— 課題 —
a) 観賞日記を2文で要約すること。
b) 表示データのうち、「option-c: C.80-19: [442, 509, 501, 527]」を含む行から「option-b: B.8: [273, 667, 299, 685]」を含む行まで（両端を含む）を、「option-a」を「choice-a」に置き換えて書き直すこと。ほかの部分は変えないこと。

「ウィーンミュージカルコンサート」観賞日記 2008.5/28(水)楽日
@梅田芸術劇場メインホール


「ウィーンミュージカルコンサート」5/28(水)13:30開演
◆キャスト◆
マヤ・ハクフォート
マジャーン・シャキ
マテ・カマラス
ルカス・ペルマン
アンドレ・バウアー


 まず私は、このコンサートに過剰な期待を抱いていなかった、ということを忘れずに書いておきます。「ウィーン版招致一周年記念」という名目が何だか意味不明だったし、すでにウィーン版来日公演を丸ごと見てしまったからには、何も知らなかった頃には戻れない。
 でも、この企画自体は(日本でやるには)すごく贅沢な企画だとは思いました。ご当地ウィーンではいつでも実現しそうなメンバーだし、お客さんにも事欠かないだろうけど、日本で、しかも東京抜きの大阪オンリーで……と考えると、ものすごく贅沢です。ほんと贅沢ですよね。なにせ大阪でウィーンキャストの歌が聞けるんだから。
 なぜ大阪オンリーなのか、そこのところが今ひとつ分からないんですが。もちろん、去年の丸ごと引越し公演=大阪オンリーだったのは承知してます。東京ではちょうど良い劇場が調整できなかったのか、最初から新宿コマの予定だったのかは不明ですが、とにかく来日公演に関してだけは、大阪に住んでて良かったと思う。

— 表示データ —
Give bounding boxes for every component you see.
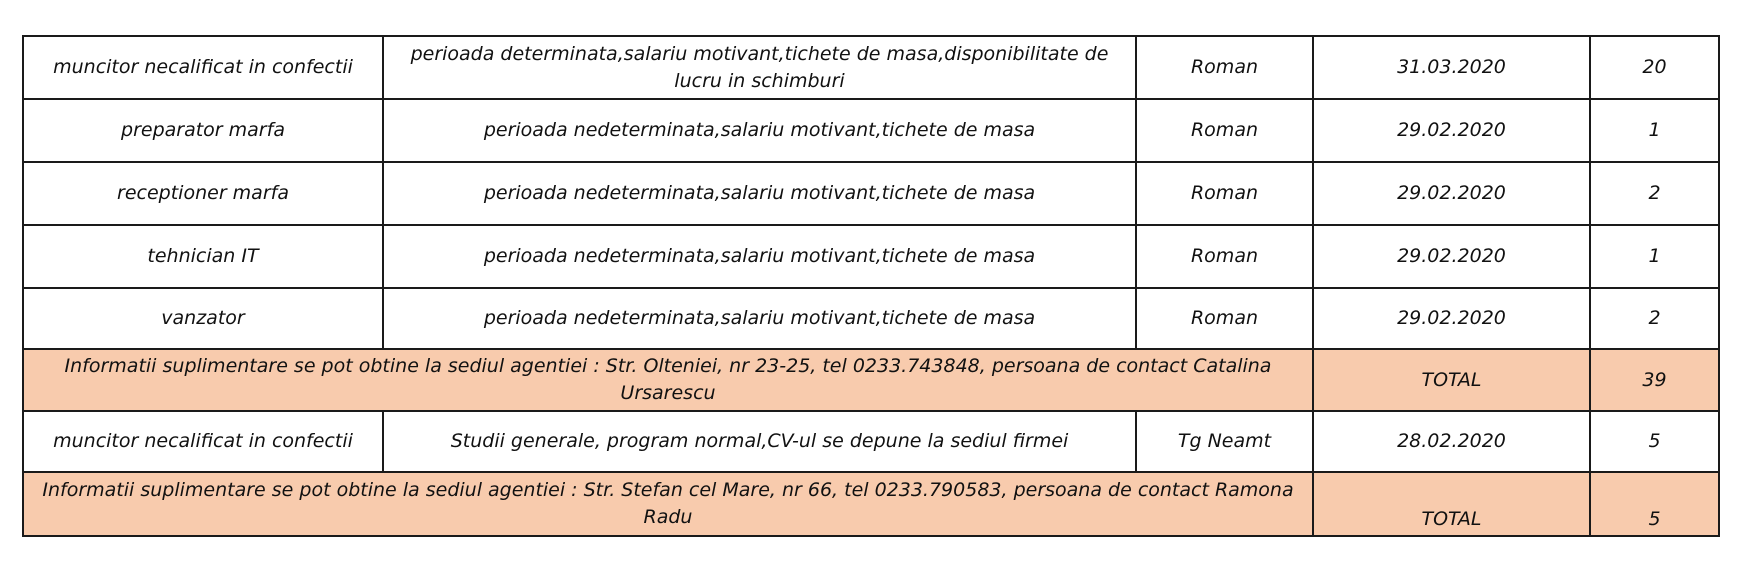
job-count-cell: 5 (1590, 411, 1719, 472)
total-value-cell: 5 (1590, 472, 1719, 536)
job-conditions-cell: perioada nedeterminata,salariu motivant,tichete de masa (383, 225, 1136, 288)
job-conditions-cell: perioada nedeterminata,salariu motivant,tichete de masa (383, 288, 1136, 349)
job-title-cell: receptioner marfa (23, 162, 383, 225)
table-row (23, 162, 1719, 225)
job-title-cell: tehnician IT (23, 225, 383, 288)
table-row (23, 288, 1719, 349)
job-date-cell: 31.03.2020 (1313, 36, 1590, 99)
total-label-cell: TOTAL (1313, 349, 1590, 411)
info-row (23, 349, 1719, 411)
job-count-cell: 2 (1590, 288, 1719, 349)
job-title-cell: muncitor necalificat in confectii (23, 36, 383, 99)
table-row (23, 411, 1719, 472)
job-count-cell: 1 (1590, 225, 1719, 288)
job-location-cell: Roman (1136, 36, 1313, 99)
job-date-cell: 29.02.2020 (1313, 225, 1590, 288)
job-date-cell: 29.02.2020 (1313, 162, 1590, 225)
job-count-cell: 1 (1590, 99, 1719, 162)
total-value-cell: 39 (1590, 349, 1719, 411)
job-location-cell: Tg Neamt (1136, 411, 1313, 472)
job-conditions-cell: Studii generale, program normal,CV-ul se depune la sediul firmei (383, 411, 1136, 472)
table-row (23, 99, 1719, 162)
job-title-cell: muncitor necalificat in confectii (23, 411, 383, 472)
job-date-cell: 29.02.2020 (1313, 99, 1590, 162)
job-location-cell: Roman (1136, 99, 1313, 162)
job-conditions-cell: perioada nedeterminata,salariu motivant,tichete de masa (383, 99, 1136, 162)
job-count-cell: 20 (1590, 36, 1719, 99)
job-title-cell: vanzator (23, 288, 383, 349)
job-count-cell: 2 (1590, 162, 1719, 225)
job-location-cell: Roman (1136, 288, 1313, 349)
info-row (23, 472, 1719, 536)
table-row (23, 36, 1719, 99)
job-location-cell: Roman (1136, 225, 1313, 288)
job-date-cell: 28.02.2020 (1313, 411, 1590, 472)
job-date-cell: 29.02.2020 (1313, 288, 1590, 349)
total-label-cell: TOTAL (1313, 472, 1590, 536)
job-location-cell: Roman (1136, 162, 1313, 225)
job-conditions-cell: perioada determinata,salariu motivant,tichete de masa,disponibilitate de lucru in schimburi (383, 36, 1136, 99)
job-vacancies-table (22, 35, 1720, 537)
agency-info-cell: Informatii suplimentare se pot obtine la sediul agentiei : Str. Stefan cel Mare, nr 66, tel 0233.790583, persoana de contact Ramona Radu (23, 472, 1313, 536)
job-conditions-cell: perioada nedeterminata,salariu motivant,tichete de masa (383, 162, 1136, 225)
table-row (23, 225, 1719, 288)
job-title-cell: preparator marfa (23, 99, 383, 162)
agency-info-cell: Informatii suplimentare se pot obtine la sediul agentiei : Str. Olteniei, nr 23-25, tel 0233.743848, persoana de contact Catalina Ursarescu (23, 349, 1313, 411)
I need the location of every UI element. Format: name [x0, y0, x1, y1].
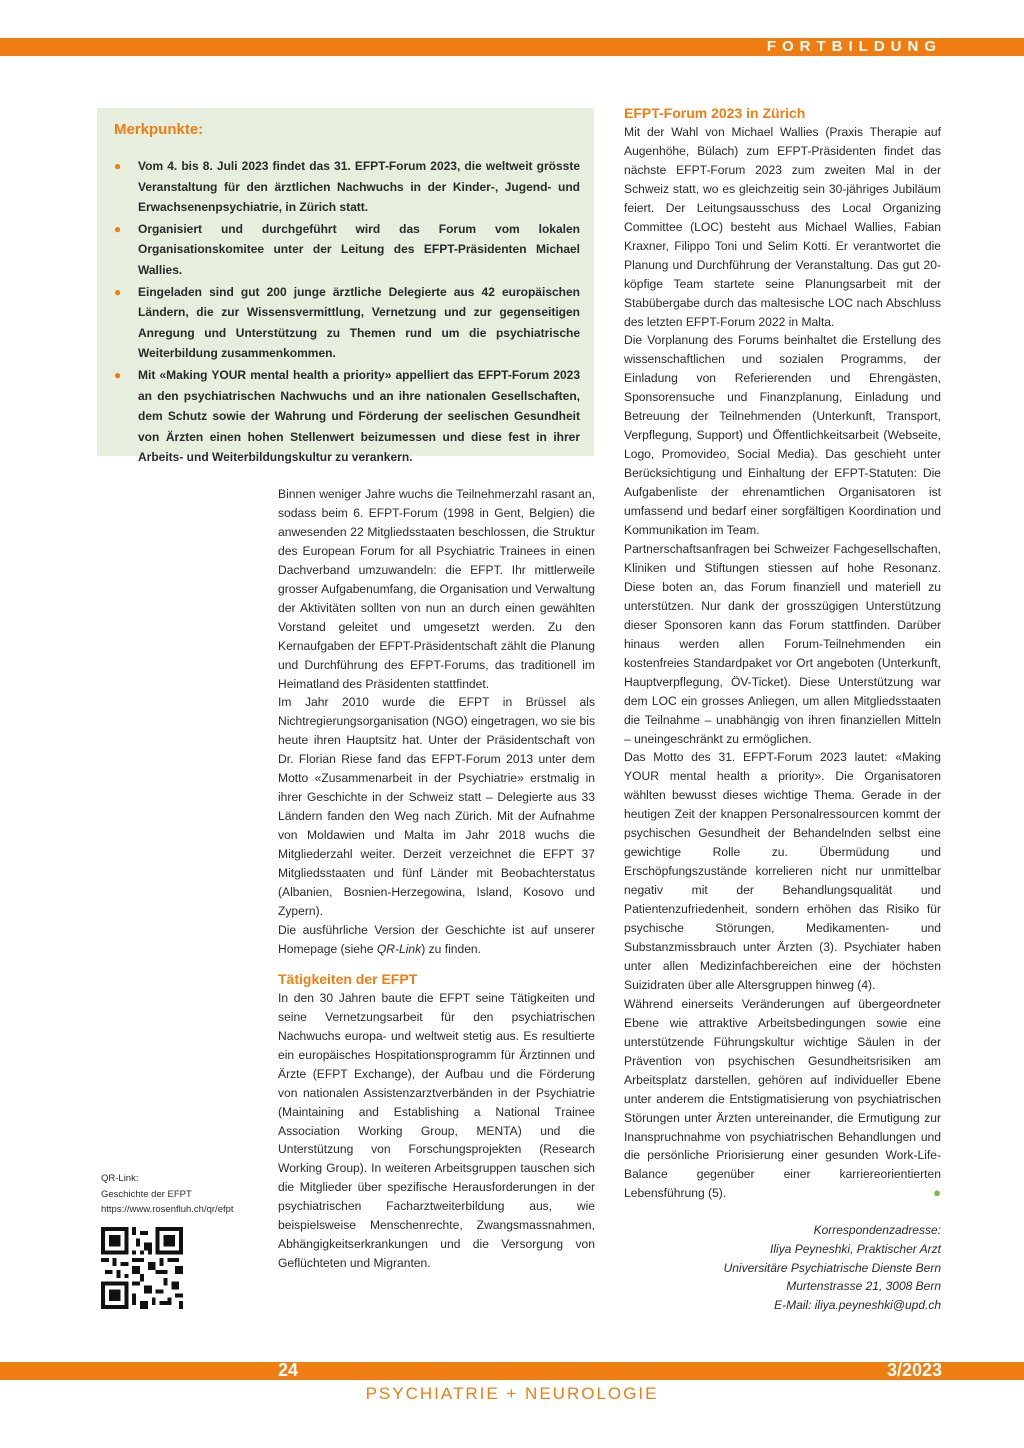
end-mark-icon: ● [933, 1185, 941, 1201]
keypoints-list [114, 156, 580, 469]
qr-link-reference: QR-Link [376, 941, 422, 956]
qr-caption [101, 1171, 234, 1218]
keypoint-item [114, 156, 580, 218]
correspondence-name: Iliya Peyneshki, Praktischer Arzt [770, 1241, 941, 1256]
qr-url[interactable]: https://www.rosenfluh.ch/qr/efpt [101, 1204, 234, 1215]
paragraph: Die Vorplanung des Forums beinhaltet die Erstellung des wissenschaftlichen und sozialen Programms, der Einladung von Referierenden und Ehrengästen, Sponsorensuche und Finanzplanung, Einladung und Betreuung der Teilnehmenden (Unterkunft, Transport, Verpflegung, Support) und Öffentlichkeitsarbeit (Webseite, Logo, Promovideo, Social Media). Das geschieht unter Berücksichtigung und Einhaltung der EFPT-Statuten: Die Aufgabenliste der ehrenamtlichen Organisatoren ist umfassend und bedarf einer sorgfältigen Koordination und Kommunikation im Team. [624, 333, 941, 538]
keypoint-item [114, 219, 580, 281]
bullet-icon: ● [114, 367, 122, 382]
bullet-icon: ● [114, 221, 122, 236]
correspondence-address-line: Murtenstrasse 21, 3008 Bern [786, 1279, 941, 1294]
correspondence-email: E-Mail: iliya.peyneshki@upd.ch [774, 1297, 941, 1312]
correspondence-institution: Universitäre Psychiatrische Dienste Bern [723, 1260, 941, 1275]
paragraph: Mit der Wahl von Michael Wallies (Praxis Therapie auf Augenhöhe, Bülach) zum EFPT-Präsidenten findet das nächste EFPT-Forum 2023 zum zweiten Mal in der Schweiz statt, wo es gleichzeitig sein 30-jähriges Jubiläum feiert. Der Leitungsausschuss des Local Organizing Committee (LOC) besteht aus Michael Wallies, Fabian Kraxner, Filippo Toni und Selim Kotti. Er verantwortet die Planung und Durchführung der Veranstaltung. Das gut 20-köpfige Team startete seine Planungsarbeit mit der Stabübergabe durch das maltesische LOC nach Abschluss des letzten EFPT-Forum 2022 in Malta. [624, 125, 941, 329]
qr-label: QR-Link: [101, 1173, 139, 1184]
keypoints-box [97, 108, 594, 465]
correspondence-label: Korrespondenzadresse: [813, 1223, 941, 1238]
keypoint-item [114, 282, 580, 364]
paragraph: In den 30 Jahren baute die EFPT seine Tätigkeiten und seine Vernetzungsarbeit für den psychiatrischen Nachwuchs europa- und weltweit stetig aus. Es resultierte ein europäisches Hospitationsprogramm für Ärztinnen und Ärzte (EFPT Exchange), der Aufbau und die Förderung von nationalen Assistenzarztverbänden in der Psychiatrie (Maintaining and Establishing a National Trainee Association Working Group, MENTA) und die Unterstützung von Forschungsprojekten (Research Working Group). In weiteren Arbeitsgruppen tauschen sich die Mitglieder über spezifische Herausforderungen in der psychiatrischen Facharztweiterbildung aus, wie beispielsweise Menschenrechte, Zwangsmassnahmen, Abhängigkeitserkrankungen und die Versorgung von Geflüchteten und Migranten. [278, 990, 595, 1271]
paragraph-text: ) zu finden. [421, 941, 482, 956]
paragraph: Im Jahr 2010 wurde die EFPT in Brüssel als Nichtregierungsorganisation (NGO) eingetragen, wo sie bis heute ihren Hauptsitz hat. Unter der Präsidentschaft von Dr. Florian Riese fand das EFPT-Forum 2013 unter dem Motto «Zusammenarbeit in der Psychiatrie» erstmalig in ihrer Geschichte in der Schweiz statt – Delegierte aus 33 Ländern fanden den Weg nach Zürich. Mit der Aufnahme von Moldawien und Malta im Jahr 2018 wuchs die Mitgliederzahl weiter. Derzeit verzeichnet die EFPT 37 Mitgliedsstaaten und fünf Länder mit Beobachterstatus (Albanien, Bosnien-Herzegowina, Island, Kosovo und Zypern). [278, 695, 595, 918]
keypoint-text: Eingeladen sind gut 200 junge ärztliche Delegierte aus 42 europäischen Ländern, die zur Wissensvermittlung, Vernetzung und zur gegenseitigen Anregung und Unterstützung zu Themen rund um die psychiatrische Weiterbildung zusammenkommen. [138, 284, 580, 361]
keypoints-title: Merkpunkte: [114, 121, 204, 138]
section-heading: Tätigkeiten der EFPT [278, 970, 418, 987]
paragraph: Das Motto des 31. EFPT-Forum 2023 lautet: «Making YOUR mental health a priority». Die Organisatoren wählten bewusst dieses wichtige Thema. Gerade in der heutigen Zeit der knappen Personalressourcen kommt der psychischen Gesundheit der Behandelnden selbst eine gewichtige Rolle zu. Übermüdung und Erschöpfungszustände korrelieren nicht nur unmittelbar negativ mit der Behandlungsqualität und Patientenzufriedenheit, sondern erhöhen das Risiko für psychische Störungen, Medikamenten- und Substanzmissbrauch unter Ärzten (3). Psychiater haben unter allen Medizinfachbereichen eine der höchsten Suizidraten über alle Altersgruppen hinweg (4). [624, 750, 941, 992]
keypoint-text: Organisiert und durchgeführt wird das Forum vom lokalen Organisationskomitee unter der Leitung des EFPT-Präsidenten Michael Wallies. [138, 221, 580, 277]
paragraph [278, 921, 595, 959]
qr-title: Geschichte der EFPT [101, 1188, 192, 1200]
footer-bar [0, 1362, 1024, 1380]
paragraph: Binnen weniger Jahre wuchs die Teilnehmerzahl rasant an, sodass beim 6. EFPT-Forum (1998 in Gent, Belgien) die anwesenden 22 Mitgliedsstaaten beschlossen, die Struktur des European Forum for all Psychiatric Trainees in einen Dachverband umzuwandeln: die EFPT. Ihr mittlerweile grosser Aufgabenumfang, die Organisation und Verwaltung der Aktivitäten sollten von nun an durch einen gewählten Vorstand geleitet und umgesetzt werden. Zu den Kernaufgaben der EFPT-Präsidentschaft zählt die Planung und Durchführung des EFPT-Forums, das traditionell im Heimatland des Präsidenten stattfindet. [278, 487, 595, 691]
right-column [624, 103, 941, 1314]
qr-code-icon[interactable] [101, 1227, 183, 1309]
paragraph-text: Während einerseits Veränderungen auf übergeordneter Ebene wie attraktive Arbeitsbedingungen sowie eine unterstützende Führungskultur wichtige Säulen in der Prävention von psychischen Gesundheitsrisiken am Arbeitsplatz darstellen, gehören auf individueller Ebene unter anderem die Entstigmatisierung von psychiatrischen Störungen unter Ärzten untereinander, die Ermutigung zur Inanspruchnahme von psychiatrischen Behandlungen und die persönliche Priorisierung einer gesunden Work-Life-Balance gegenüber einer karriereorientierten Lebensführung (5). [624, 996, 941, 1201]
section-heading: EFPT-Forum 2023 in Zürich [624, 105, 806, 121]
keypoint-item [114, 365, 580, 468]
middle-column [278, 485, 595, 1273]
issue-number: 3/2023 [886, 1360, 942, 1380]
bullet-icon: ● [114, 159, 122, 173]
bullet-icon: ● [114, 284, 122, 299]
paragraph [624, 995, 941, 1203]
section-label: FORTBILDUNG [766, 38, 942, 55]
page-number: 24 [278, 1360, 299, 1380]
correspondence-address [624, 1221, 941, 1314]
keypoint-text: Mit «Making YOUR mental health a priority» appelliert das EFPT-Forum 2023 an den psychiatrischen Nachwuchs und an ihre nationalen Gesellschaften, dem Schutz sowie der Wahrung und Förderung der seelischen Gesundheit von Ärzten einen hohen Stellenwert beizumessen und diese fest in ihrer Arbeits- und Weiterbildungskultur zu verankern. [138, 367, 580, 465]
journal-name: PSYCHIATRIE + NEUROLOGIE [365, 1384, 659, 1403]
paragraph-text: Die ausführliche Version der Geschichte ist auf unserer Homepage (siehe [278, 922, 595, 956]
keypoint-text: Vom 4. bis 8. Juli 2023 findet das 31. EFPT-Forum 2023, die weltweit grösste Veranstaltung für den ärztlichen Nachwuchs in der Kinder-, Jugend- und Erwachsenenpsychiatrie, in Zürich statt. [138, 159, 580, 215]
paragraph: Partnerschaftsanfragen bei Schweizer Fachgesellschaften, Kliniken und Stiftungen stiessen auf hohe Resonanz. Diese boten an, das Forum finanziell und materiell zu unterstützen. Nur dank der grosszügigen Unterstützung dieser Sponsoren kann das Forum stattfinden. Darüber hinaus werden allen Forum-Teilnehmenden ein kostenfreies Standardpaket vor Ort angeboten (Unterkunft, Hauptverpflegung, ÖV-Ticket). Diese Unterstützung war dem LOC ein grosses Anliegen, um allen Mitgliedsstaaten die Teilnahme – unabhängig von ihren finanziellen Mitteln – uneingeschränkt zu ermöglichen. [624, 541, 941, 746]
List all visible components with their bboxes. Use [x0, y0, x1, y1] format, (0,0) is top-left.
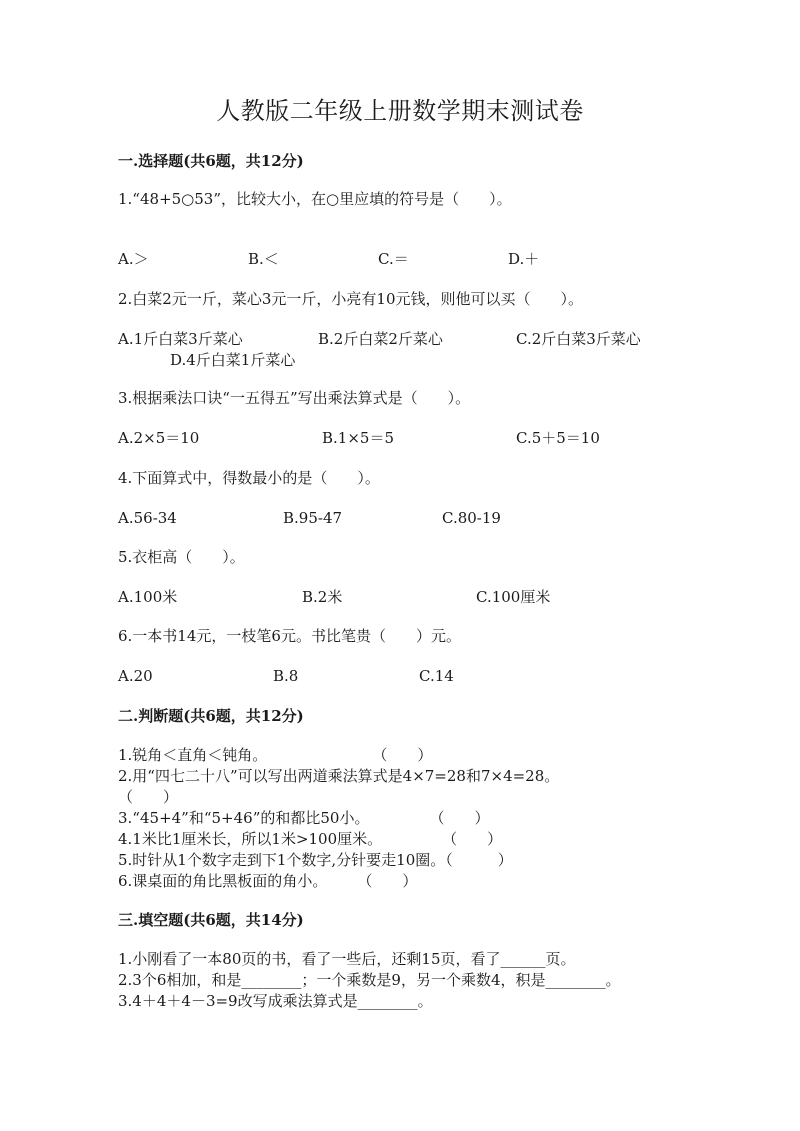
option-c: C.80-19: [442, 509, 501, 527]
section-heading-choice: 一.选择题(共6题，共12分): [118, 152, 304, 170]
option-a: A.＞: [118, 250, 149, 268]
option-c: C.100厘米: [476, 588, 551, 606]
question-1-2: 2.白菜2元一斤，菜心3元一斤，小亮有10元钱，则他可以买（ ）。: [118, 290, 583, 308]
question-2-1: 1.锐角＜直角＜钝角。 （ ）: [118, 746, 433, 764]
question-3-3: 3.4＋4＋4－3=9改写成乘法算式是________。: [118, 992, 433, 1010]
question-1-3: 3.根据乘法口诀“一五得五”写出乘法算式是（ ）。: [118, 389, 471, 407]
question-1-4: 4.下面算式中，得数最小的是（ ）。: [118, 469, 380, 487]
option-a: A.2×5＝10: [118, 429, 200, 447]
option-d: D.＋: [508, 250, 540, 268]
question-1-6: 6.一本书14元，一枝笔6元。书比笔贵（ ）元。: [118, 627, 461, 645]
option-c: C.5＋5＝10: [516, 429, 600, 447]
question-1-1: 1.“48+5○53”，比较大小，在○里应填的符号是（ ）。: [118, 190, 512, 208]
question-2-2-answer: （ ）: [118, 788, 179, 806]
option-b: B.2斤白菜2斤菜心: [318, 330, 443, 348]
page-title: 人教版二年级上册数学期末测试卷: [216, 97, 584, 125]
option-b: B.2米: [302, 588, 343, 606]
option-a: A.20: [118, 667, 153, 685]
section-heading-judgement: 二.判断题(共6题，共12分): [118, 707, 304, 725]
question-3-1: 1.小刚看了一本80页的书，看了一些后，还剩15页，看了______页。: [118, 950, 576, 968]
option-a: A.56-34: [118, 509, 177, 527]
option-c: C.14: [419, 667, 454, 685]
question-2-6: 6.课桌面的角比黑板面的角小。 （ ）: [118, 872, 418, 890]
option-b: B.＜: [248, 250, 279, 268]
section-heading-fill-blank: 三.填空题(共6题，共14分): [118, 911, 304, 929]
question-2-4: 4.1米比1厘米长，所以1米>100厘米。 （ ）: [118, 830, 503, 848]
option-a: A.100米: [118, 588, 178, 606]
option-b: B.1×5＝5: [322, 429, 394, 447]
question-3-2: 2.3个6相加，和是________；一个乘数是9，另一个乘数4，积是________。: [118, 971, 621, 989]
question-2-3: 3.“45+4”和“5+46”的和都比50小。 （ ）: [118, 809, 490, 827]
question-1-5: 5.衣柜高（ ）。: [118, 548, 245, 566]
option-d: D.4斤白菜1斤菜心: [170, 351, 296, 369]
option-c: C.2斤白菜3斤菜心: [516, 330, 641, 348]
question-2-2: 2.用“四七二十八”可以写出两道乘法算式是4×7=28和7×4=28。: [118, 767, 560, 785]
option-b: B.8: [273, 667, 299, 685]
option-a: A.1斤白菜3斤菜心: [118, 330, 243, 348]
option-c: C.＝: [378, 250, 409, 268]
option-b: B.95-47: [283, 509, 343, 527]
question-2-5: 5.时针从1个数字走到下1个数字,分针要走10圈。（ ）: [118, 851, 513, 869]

— 解答例 —
a) 筆者はこのコンサートに過剰な期待を抱いていなかったと述べ、「ウィーン版招致一周年記念」という名目は意味不明で、ウィーン版来日公演を丸ごと見た後では何も知らなかった頃には戻れないとしている。一方で、東京抜きの大阪オンリーで開かれるこの企画はものすごく贅沢だと感じており、なぜ大阪オンリーなのかは分からないものの、来日公演に関しては大阪に住んでいて良かったと書いている。

b)
option-c: C.80-19: [442, 509, 501, 527]
section-heading-choice: 一.选择题(共6题，共12分): [118, 152, 304, 170]
choice-a: A.＞: [118, 250, 149, 268]
option-c: C.100厘米: [476, 588, 551, 606]
question-1-2: 2.白菜2元一斤，菜心3元一斤，小亮有10元钱，则他可以买（ ）。: [118, 290, 583, 308]
question-2-1: 1.锐角＜直角＜钝角。 （ ）: [118, 746, 433, 764]
question-3-3: 3.4＋4＋4－3=9改写成乘法算式是________。: [118, 992, 433, 1010]
question-1-3: 3.根据乘法口诀“一五得五”写出乘法算式是（ ）。: [118, 389, 471, 407]
question-1-4: 4.下面算式中，得数最小的是（ ）。: [118, 469, 380, 487]
choice-a: A.2×5＝10: [118, 429, 200, 447]
option-d: D.＋: [508, 250, 540, 268]
question-1-6: 6.一本书14元，一枝笔6元。书比笔贵（ ）元。: [118, 627, 461, 645]
option-c: C.5＋5＝10: [516, 429, 600, 447]
question-1-1: 1.“48+5○53”，比较大小，在○里应填的符号是（ ）。: [118, 190, 512, 208]
question-2-2-answer: （ ）: [118, 788, 179, 806]
option-b: B.2斤白菜2斤菜心: [318, 330, 443, 348]
page-title: 人教版二年级上册数学期末测试卷: [216, 97, 584, 125]
option-b: B.2米: [302, 588, 343, 606]
choice-a: A.20: [118, 667, 153, 685]
section-heading-judgement: 二.判断题(共6题，共12分): [118, 707, 304, 725]
question-3-1: 1.小刚看了一本80页的书，看了一些后，还剩15页，看了______页。: [118, 950, 576, 968]
choice-a: A.56-34: [118, 509, 177, 527]
option-c: C.14: [419, 667, 454, 685]
question-2-6: 6.课桌面的角比黑板面的角小。 （ ）: [118, 872, 418, 890]
option-b: B.＜: [248, 250, 279, 268]
section-heading-fill-blank: 三.填空题(共6题，共14分): [118, 911, 304, 929]
question-2-4: 4.1米比1厘米长，所以1米>100厘米。 （ ）: [118, 830, 503, 848]
choice-a: A.100米: [118, 588, 178, 606]
option-b: B.1×5＝5: [322, 429, 394, 447]
question-3-2: 2.3个6相加，和是________；一个乘数是9，另一个乘数4，积是________。: [118, 971, 621, 989]
question-2-3: 3.“45+4”和“5+46”的和都比50小。 （ ）: [118, 809, 490, 827]
question-1-5: 5.衣柜高（ ）。: [118, 548, 245, 566]
option-d: D.4斤白菜1斤菜心: [170, 351, 296, 369]
option-c: C.2斤白菜3斤菜心: [516, 330, 641, 348]
question-2-2: 2.用“四七二十八”可以写出两道乘法算式是4×7=28和7×4=28。: [118, 767, 560, 785]
option-b: B.8: [273, 667, 299, 685]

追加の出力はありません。